Return all of the entries word for word, but omit the pictures they contain.

------------

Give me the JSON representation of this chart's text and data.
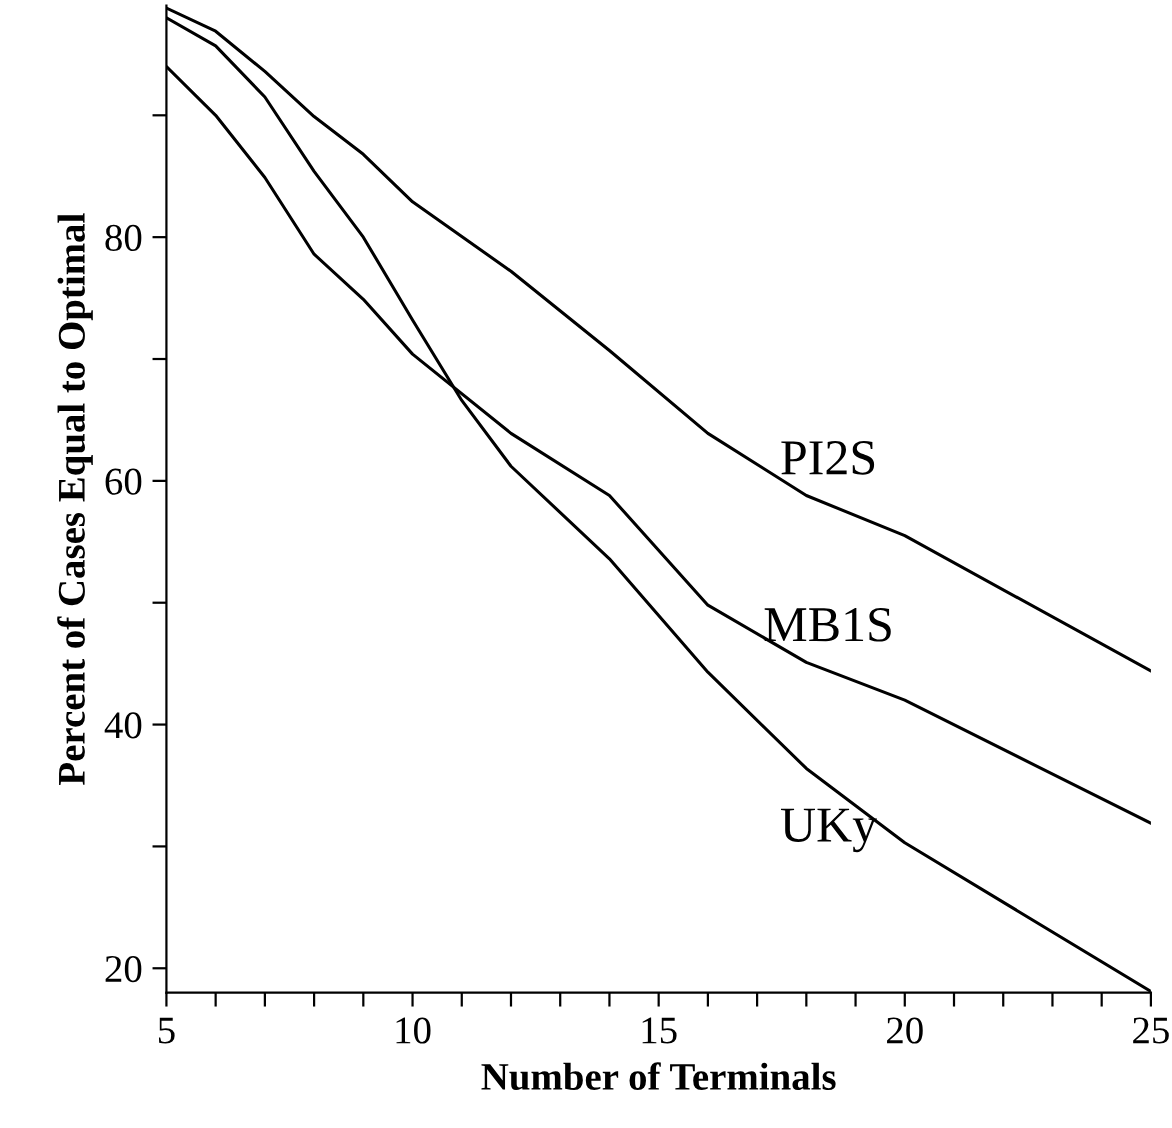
{
  "chart_data": {
    "type": "line",
    "xlabel": "Number of Terminals",
    "ylabel": "Percent of Cases Equal to Optimal",
    "xlim": [
      5,
      25
    ],
    "ylim": [
      18,
      99
    ],
    "xticks": [
      5,
      {
        "value": 6,
        "label": null
      },
      {
        "value": 7,
        "label": null
      },
      {
        "value": 8,
        "label": null
      },
      {
        "value": 9,
        "label": null
      },
      10,
      {
        "value": 11,
        "label": null
      },
      {
        "value": 12,
        "label": null
      },
      {
        "value": 13,
        "label": null
      },
      {
        "value": 14,
        "label": null
      },
      15,
      {
        "value": 16,
        "label": null
      },
      {
        "value": 17,
        "label": null
      },
      {
        "value": 18,
        "label": null
      },
      {
        "value": 19,
        "label": null
      },
      20,
      {
        "value": 21,
        "label": null
      },
      {
        "value": 22,
        "label": null
      },
      {
        "value": 23,
        "label": null
      },
      {
        "value": 24,
        "label": null
      },
      25
    ],
    "yticks": [
      20,
      {
        "value": 30,
        "label": null
      },
      40,
      {
        "value": 50,
        "label": null
      },
      60,
      {
        "value": 70,
        "label": null
      },
      80,
      {
        "value": 90,
        "label": null
      }
    ],
    "grid": false,
    "legend": false,
    "marker": "none",
    "line_style": "solid",
    "series": [
      {
        "name": "PI2S",
        "color": "#000000",
        "x": [
          5,
          6,
          7,
          8,
          9,
          10,
          12,
          14,
          16,
          18,
          20,
          25
        ],
        "values": [
          98.8,
          96.9,
          93.6,
          89.9,
          86.8,
          82.9,
          77.2,
          70.7,
          63.9,
          58.8,
          55.5,
          44.4
        ]
      },
      {
        "name": "MB1S",
        "color": "#000000",
        "x": [
          5,
          6,
          7,
          8,
          9,
          10,
          12,
          14,
          16,
          18,
          20,
          25
        ],
        "values": [
          94,
          90,
          84.9,
          78.6,
          74.9,
          70.4,
          63.9,
          58.8,
          49.8,
          45.1,
          42,
          31.9
        ]
      },
      {
        "name": "UKy",
        "color": "#000000",
        "x": [
          5,
          6,
          7,
          8,
          9,
          10,
          11,
          12,
          14,
          16,
          18,
          20,
          25
        ],
        "values": [
          98,
          95.7,
          91.5,
          85.4,
          80,
          73.2,
          66.6,
          61.2,
          53.6,
          44.3,
          36.4,
          30.3,
          18.1
        ]
      }
    ]
  }
}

------------

### EXERCISE RESPONSE
Give me the JSON representation of this chart's text and data.
{
  "chart_data": {
    "type": "line",
    "xlabel": "Number of Terminals",
    "ylabel": "Percent of Cases Equal to Optimal",
    "xlim": [
      5,
      25
    ],
    "ylim": [
      18,
      99
    ],
    "xticks": [
      5,
      {
        "value": 6,
        "label": null
      },
      {
        "value": 7,
        "label": null
      },
      {
        "value": 8,
        "label": null
      },
      {
        "value": 9,
        "label": null
      },
      10,
      {
        "value": 11,
        "label": null
      },
      {
        "value": 12,
        "label": null
      },
      {
        "value": 13,
        "label": null
      },
      {
        "value": 14,
        "label": null
      },
      15,
      {
        "value": 16,
        "label": null
      },
      {
        "value": 17,
        "label": null
      },
      {
        "value": 18,
        "label": null
      },
      {
        "value": 19,
        "label": null
      },
      20,
      {
        "value": 21,
        "label": null
      },
      {
        "value": 22,
        "label": null
      },
      {
        "value": 23,
        "label": null
      },
      {
        "value": 24,
        "label": null
      },
      25
    ],
    "yticks": [
      20,
      {
        "value": 30,
        "label": null
      },
      40,
      {
        "value": 50,
        "label": null
      },
      60,
      {
        "value": 70,
        "label": null
      },
      80,
      {
        "value": 90,
        "label": null
      }
    ],
    "grid": false,
    "legend": false,
    "marker": "none",
    "line_style": "solid",
    "series": [
      {
        "name": "PI2S",
        "color": "#000000",
        "x": [
          5,
          6,
          7,
          8,
          9,
          10,
          12,
          14,
          16,
          18,
          20,
          25
        ],
        "values": [
          98.8,
          96.9,
          93.6,
          89.9,
          86.8,
          82.9,
          77.2,
          70.7,
          63.9,
          58.8,
          55.5,
          44.4
        ]
      },
      {
        "name": "MB1S",
        "color": "#000000",
        "x": [
          5,
          6,
          7,
          8,
          9,
          10,
          12,
          14,
          16,
          18,
          20,
          25
        ],
        "values": [
          94,
          90,
          84.9,
          78.6,
          74.9,
          70.4,
          63.9,
          58.8,
          49.8,
          45.1,
          42,
          31.9
        ]
      },
      {
        "name": "UKy",
        "color": "#000000",
        "x": [
          5,
          6,
          7,
          8,
          9,
          10,
          11,
          12,
          14,
          16,
          18,
          20,
          25
        ],
        "values": [
          98,
          95.7,
          91.5,
          85.4,
          80,
          73.2,
          66.6,
          61.2,
          53.6,
          44.3,
          36.4,
          30.3,
          18.1
        ]
      }
    ]
  }
}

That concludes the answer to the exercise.